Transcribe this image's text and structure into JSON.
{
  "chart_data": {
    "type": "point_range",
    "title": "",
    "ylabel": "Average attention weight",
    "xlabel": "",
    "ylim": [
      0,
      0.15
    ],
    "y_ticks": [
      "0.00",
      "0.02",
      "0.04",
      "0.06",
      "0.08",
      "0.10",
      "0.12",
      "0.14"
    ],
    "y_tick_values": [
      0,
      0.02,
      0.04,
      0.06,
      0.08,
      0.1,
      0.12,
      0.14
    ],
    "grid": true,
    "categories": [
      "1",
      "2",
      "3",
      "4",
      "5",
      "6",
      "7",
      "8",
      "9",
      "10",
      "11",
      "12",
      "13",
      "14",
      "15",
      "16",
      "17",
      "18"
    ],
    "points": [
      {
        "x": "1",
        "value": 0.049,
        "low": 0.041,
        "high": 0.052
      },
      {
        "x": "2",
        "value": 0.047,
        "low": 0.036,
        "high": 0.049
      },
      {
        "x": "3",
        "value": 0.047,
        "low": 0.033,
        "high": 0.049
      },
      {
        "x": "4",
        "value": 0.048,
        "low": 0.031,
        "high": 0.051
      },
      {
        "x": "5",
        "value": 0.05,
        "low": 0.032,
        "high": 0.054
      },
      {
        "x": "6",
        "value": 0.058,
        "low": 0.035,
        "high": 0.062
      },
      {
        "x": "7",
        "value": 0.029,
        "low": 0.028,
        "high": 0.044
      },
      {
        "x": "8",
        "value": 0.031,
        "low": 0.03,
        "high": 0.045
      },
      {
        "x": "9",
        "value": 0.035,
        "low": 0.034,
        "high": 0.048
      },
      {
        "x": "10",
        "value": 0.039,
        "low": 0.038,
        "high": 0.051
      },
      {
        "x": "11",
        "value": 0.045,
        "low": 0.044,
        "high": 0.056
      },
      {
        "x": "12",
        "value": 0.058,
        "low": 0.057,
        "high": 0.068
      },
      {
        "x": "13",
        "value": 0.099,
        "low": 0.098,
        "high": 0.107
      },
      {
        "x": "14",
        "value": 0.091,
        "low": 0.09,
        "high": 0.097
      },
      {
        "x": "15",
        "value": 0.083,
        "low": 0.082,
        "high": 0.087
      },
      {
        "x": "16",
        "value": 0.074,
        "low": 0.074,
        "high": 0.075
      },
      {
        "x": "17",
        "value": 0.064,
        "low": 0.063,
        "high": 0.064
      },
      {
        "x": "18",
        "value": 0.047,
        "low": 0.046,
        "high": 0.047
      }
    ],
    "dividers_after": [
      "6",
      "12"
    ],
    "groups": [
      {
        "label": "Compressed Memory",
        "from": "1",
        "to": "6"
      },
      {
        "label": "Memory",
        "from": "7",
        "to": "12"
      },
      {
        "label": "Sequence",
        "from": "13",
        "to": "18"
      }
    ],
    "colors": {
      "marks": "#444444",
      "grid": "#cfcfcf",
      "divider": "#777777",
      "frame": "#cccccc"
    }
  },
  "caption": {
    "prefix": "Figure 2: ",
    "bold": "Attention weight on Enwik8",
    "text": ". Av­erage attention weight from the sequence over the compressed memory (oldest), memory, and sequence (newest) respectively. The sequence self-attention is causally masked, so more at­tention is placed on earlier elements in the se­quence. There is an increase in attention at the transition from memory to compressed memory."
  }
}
::::::
Transcribe all of the lines in the records precisely.

Transcribe this image's text and structure into JSON.
{
  "chart_data": {
    "type": "point_range",
    "title": "",
    "ylabel": "Average attention weight",
    "xlabel": "",
    "ylim": [
      0,
      0.15
    ],
    "y_ticks": [
      "0.00",
      "0.02",
      "0.04",
      "0.06",
      "0.08",
      "0.10",
      "0.12",
      "0.14"
    ],
    "y_tick_values": [
      0,
      0.02,
      0.04,
      0.06,
      0.08,
      0.1,
      0.12,
      0.14
    ],
    "grid": true,
    "categories": [
      "1",
      "2",
      "3",
      "4",
      "5",
      "6",
      "7",
      "8",
      "9",
      "10",
      "11",
      "12",
      "13",
      "14",
      "15",
      "16",
      "17",
      "18"
    ],
    "points": [
      {
        "x": "1",
        "value": 0.049,
        "low": 0.041,
        "high": 0.052
      },
      {
        "x": "2",
        "value": 0.047,
        "low": 0.036,
        "high": 0.049
      },
      {
        "x": "3",
        "value": 0.047,
        "low": 0.033,
        "high": 0.049
      },
      {
        "x": "4",
        "value": 0.048,
        "low": 0.031,
        "high": 0.051
      },
      {
        "x": "5",
        "value": 0.05,
        "low": 0.032,
        "high": 0.054
      },
      {
        "x": "6",
        "value": 0.058,
        "low": 0.035,
        "high": 0.062
      },
      {
        "x": "7",
        "value": 0.029,
        "low": 0.028,
        "high": 0.044
      },
      {
        "x": "8",
        "value": 0.031,
        "low": 0.03,
        "high": 0.045
      },
      {
        "x": "9",
        "value": 0.035,
        "low": 0.034,
        "high": 0.048
      },
      {
        "x": "10",
        "value": 0.039,
        "low": 0.038,
        "high": 0.051
      },
      {
        "x": "11",
        "value": 0.045,
        "low": 0.044,
        "high": 0.056
      },
      {
        "x": "12",
        "value": 0.058,
        "low": 0.057,
        "high": 0.068
      },
      {
        "x": "13",
        "value": 0.099,
        "low": 0.098,
        "high": 0.107
      },
      {
        "x": "14",
        "value": 0.091,
        "low": 0.09,
        "high": 0.097
      },
      {
        "x": "15",
        "value": 0.083,
        "low": 0.082,
        "high": 0.087
      },
      {
        "x": "16",
        "value": 0.074,
        "low": 0.074,
        "high": 0.075
      },
      {
        "x": "17",
        "value": 0.064,
        "low": 0.063,
        "high": 0.064
      },
      {
        "x": "18",
        "value": 0.047,
        "low": 0.046,
        "high": 0.047
      }
    ],
    "dividers_after": [
      "6",
      "12"
    ],
    "groups": [
      {
        "label": "Compressed Memory",
        "from": "1",
        "to": "6"
      },
      {
        "label": "Memory",
        "from": "7",
        "to": "12"
      },
      {
        "label": "Sequence",
        "from": "13",
        "to": "18"
      }
    ],
    "colors": {
      "marks": "#444444",
      "grid": "#cfcfcf",
      "divider": "#777777",
      "frame": "#cccccc"
    }
  },
  "caption": {
    "prefix": "Figure 2: ",
    "bold": "Attention weight on Enwik8",
    "text": ". Av­erage attention weight from the sequence over the compressed memory (oldest), memory, and sequence (newest) respectively. The sequence self-attention is causally masked, so more at­tention is placed on earlier elements in the se­quence. There is an increase in attention at the transition from memory to compressed memory."
  }
}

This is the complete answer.